>> Begin DATASET RECORDS
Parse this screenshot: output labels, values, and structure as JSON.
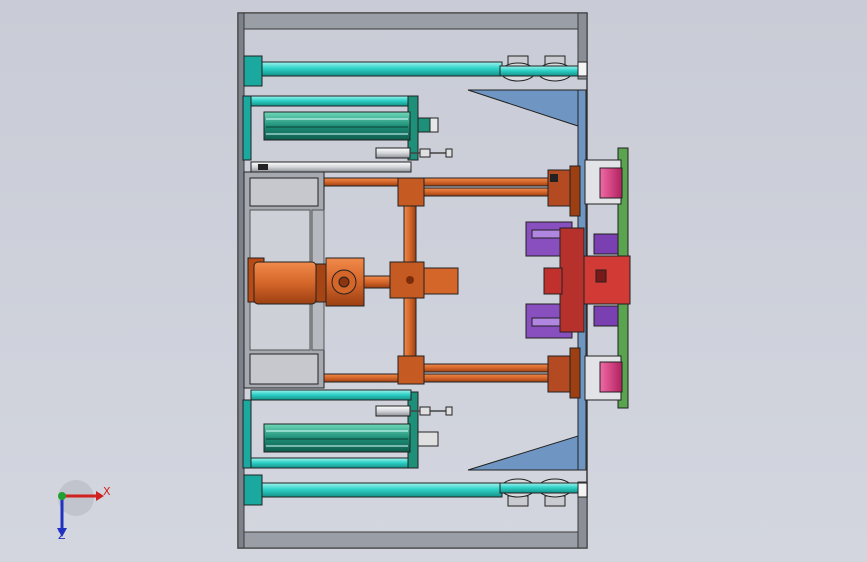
{
  "axis_triad": {
    "x_label": "X",
    "z_label": "Z"
  },
  "colors": {
    "background": "#cfd2db",
    "frame": "#8a8e96",
    "frame_edge": "#3a3a3a",
    "rod_cyan": "#2fd3c8",
    "cylinder_green": "#1e8f78",
    "orange_linkage": "#d5662a",
    "blue_wedge": "#6f95c2",
    "magenta_block": "#d0317b",
    "purple_clamp": "#8a4fbf",
    "red_block": "#c0302c",
    "green_plate": "#5aa34f"
  },
  "icons": [
    "axis-triad-icon"
  ]
}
>> End DATASET RECORDS
GIVEN INSTRUCTION
Quote the material word for word, dropping any images it holds.

SOLVED PROBLEM
Parse this screenshot: output labels, values, and structure as JSON.
{
  "axis_triad": {
    "x_label": "X",
    "z_label": "Z"
  },
  "colors": {
    "background": "#cfd2db",
    "frame": "#8a8e96",
    "frame_edge": "#3a3a3a",
    "rod_cyan": "#2fd3c8",
    "cylinder_green": "#1e8f78",
    "orange_linkage": "#d5662a",
    "blue_wedge": "#6f95c2",
    "magenta_block": "#d0317b",
    "purple_clamp": "#8a4fbf",
    "red_block": "#c0302c",
    "green_plate": "#5aa34f"
  },
  "icons": [
    "axis-triad-icon"
  ]
}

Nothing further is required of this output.